→ SUPPLIED INFORMATION
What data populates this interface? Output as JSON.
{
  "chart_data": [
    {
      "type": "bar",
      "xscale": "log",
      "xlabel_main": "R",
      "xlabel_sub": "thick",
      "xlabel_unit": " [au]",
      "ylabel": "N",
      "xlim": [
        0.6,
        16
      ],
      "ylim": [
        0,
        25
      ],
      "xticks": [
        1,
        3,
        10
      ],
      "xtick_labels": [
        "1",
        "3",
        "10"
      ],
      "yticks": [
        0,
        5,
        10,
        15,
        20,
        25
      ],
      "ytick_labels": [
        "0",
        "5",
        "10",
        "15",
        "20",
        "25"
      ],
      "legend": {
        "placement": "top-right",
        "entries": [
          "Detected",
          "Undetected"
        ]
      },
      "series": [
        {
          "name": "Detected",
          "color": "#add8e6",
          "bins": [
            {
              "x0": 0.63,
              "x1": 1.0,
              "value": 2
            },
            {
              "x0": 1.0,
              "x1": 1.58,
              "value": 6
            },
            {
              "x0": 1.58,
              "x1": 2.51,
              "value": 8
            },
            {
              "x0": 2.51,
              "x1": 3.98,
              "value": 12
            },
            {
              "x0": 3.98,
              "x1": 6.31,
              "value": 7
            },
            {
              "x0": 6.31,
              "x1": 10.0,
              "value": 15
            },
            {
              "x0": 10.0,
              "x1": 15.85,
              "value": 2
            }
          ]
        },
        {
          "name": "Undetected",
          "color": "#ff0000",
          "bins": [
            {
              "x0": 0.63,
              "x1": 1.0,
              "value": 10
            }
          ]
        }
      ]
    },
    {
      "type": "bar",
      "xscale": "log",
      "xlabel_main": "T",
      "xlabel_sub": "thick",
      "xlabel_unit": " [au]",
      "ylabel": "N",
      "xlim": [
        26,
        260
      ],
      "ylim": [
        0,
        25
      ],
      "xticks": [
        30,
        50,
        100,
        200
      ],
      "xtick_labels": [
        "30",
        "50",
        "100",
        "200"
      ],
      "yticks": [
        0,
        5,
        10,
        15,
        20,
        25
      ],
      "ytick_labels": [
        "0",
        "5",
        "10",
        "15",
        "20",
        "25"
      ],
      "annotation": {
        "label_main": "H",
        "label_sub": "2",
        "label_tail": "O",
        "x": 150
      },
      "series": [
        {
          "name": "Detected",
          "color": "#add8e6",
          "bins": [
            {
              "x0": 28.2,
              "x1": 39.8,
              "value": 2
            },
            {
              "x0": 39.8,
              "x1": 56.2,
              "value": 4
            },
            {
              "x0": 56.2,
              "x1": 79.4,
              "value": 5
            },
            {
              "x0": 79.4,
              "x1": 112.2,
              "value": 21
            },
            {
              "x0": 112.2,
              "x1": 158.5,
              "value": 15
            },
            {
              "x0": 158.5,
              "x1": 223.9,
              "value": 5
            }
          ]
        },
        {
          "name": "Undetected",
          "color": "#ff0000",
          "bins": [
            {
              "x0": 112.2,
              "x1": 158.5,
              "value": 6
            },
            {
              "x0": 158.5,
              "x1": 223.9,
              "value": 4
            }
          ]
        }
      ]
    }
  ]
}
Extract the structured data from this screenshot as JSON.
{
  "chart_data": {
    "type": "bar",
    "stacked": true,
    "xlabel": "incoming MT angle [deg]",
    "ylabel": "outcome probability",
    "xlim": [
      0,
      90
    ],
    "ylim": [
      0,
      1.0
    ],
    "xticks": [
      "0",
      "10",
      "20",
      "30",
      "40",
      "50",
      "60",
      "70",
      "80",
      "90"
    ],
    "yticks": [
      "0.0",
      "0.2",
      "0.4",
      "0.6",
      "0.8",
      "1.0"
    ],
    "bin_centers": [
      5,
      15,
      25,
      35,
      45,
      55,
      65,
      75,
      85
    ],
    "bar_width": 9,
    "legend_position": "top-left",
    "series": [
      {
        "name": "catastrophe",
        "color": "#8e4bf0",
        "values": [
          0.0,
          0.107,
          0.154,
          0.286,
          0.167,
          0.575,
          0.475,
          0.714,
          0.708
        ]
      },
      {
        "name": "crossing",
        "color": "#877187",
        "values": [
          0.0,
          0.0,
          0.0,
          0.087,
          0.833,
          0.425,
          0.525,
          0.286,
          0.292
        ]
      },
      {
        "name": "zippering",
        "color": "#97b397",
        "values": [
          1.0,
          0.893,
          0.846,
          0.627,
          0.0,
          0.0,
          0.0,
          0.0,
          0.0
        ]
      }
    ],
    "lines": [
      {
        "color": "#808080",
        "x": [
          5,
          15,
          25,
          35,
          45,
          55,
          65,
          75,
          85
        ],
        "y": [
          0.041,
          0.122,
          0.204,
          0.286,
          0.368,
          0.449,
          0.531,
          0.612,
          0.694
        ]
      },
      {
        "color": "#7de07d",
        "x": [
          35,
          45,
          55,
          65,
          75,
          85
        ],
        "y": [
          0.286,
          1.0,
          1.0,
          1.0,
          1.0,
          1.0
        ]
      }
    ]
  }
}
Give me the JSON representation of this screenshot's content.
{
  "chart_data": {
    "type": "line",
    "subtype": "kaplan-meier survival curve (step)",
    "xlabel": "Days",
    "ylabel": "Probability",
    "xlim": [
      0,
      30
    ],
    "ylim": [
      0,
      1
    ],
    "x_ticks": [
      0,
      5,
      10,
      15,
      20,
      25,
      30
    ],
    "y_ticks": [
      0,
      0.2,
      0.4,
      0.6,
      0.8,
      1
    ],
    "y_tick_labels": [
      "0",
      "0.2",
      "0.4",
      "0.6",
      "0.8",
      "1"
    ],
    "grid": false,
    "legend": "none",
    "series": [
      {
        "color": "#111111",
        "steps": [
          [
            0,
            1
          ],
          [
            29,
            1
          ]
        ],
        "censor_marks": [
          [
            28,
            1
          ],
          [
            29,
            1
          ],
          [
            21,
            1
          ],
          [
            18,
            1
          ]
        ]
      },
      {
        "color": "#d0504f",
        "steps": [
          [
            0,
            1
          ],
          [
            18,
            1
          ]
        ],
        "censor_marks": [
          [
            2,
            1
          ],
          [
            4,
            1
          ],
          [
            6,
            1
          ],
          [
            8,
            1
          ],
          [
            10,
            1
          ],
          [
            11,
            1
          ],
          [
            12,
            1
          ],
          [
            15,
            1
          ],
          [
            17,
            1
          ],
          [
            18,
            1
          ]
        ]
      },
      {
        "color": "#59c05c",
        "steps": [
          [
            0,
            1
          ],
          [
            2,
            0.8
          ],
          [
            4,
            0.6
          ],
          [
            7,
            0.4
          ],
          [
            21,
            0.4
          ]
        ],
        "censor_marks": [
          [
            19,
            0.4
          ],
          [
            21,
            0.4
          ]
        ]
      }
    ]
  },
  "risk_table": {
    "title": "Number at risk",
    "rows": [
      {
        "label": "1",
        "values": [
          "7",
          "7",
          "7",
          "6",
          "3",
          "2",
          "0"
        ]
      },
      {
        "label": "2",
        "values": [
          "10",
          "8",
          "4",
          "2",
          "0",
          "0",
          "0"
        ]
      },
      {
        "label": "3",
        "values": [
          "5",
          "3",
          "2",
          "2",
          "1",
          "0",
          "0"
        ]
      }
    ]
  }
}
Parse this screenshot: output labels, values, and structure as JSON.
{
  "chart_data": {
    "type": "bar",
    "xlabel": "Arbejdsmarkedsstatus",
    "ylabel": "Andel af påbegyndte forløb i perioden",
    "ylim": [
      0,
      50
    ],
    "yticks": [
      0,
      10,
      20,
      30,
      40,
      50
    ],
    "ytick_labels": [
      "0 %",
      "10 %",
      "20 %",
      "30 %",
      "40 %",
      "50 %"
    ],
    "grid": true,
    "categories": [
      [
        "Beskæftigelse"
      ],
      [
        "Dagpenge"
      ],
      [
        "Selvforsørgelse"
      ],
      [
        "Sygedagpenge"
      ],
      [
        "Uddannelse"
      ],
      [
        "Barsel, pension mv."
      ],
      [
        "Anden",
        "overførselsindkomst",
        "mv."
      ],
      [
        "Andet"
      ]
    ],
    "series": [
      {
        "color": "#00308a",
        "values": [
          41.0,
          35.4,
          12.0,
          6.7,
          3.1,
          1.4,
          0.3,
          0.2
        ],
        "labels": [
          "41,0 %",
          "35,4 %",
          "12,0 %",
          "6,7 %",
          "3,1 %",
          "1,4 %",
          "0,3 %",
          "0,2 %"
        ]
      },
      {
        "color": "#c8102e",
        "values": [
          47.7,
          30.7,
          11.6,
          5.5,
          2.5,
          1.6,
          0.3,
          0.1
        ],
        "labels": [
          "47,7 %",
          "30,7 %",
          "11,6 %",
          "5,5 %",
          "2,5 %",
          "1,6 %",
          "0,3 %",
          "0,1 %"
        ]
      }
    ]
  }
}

→ TO BE DONE
List each line holding the string "this".

→ EXPECTED ANSWER
What data populates this interface? Output as JSON.
Extract the structured data from this screenshot as JSON.
Give me the JSON representation of this screenshot's content.
Parse this screenshot: output labels, values, and structure as JSON.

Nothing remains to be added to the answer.